§ **What you need to do**:
Look for the word "Mature" in the entries and copy every line where it shows up.

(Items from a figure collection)
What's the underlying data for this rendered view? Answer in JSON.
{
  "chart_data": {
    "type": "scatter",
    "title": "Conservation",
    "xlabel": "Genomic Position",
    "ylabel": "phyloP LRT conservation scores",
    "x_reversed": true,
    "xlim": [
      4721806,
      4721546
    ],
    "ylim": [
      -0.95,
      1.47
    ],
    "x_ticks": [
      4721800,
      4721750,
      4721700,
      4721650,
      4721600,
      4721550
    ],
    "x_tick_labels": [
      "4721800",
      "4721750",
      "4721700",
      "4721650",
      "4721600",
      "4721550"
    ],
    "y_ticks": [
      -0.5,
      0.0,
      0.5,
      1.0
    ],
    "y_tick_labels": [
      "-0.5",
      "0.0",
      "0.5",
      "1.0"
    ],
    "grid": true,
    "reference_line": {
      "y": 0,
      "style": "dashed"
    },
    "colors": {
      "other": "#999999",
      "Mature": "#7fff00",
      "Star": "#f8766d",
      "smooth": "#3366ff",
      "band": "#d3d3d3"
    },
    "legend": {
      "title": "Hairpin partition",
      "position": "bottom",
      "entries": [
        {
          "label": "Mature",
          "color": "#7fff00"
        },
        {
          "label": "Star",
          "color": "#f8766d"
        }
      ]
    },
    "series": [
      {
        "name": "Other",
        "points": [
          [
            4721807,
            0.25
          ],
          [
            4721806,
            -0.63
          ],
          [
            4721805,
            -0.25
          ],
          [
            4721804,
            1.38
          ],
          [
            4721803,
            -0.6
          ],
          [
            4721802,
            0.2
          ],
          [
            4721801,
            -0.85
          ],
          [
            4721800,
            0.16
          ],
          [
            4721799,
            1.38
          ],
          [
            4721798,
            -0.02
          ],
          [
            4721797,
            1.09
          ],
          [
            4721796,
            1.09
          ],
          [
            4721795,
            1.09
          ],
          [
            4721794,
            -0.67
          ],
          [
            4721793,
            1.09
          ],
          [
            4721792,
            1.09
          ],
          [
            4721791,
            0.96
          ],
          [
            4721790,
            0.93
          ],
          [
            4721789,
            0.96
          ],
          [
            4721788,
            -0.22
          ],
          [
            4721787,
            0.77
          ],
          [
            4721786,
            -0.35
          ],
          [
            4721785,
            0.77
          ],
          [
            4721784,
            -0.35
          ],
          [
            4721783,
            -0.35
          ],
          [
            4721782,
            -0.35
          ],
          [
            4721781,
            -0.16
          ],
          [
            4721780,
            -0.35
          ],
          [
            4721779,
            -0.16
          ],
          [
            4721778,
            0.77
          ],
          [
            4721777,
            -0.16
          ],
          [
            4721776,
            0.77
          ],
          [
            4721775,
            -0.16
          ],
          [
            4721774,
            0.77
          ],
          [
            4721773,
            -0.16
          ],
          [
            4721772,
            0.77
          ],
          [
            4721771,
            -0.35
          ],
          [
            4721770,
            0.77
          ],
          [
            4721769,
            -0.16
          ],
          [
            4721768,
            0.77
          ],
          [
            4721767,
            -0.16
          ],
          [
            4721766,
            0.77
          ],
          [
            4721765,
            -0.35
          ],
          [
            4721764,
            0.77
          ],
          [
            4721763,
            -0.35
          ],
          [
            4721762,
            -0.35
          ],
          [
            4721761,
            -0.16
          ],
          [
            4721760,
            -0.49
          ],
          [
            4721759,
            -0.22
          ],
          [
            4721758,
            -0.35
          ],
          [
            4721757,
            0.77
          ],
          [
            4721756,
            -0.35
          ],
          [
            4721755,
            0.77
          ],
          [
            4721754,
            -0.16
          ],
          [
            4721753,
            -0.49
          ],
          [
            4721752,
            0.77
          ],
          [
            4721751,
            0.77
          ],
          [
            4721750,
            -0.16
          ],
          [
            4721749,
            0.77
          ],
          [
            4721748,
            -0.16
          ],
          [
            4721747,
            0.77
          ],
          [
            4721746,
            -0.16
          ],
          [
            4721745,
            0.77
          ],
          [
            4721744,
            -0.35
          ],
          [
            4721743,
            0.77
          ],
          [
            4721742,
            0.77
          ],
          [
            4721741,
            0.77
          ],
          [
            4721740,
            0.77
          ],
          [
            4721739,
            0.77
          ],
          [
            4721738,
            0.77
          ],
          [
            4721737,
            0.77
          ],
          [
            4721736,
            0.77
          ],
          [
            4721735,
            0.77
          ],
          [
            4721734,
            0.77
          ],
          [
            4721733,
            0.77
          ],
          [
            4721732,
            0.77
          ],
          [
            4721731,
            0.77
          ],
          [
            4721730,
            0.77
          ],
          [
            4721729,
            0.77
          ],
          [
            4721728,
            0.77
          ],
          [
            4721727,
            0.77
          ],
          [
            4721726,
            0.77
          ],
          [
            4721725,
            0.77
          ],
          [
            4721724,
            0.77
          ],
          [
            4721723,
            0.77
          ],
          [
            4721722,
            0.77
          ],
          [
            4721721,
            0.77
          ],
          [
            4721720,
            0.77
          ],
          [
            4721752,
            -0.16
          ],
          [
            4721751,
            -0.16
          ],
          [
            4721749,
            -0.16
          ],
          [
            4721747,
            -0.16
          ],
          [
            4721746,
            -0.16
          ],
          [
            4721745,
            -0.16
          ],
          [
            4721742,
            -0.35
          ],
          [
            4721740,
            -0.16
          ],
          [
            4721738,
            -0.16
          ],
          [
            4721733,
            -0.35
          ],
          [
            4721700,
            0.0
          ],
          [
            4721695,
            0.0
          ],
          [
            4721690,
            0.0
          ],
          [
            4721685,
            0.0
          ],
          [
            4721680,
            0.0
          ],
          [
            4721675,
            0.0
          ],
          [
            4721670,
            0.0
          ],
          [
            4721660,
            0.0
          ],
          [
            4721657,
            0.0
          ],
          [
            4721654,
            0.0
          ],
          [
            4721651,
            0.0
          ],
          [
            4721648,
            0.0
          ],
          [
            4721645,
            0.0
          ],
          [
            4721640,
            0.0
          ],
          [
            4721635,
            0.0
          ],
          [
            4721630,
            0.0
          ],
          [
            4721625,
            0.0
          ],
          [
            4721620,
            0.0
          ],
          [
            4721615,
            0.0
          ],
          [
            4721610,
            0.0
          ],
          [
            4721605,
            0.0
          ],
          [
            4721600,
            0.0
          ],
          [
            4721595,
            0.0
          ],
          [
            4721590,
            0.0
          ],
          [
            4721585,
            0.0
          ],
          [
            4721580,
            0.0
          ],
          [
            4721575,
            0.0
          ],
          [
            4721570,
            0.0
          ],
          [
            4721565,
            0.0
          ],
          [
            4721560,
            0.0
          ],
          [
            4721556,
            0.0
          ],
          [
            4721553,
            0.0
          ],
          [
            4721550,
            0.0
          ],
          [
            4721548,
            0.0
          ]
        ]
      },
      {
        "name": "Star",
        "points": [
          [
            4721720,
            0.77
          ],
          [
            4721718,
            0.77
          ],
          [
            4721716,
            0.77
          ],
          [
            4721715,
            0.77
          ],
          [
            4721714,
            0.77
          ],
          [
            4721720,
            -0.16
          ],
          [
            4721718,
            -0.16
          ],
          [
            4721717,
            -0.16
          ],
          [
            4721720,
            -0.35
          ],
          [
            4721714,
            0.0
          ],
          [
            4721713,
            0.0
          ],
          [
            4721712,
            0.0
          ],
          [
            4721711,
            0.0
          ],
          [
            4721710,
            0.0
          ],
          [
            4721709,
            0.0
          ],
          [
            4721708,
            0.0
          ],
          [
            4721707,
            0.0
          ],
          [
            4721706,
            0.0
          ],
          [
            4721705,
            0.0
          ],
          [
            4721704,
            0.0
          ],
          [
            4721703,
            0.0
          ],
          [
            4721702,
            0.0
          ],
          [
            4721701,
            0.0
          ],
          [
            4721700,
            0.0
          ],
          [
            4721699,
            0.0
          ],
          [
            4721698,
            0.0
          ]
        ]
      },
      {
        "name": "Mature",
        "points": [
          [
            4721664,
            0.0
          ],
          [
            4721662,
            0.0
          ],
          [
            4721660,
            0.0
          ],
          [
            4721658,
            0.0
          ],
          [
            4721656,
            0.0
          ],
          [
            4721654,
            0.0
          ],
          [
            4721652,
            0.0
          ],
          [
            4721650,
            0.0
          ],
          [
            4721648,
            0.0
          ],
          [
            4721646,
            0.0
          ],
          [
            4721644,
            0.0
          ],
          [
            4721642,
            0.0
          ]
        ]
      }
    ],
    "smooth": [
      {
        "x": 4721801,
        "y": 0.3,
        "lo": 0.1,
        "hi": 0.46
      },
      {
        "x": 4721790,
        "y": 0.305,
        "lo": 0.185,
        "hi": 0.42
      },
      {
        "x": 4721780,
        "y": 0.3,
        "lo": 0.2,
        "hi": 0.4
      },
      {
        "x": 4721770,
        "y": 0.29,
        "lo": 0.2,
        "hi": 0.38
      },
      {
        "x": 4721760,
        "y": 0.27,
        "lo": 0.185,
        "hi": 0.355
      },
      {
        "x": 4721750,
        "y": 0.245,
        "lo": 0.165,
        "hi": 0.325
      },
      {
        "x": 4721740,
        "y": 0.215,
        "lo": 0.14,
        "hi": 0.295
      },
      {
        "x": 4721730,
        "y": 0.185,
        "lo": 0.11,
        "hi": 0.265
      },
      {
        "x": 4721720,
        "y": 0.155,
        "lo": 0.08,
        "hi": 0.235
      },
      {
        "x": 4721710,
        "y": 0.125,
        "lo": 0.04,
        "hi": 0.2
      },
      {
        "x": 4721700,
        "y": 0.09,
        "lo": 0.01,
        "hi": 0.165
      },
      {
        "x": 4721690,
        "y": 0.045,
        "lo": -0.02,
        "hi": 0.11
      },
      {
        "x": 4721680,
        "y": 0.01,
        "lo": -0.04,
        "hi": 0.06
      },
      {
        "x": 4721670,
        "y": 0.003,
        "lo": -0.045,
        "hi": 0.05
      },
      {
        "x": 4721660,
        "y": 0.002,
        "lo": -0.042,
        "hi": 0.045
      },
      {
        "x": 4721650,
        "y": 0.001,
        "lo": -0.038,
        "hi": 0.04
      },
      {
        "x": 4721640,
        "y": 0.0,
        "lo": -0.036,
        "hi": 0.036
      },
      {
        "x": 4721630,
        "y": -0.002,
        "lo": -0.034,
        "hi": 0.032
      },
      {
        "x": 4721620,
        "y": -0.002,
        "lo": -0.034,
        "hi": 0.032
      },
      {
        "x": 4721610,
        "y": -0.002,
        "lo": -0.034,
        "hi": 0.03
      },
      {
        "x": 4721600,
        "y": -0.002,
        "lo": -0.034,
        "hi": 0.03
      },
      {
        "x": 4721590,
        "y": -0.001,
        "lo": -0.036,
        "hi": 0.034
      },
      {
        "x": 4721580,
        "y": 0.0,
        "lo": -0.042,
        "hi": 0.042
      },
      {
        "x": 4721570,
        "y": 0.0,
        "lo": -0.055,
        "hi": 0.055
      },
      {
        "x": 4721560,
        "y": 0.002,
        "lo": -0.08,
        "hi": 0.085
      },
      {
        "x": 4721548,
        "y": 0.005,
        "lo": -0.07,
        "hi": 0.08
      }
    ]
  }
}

§ **Answer below**:
      "Mature": "#7fff00",
          "label": "Mature",
        "name": "Mature",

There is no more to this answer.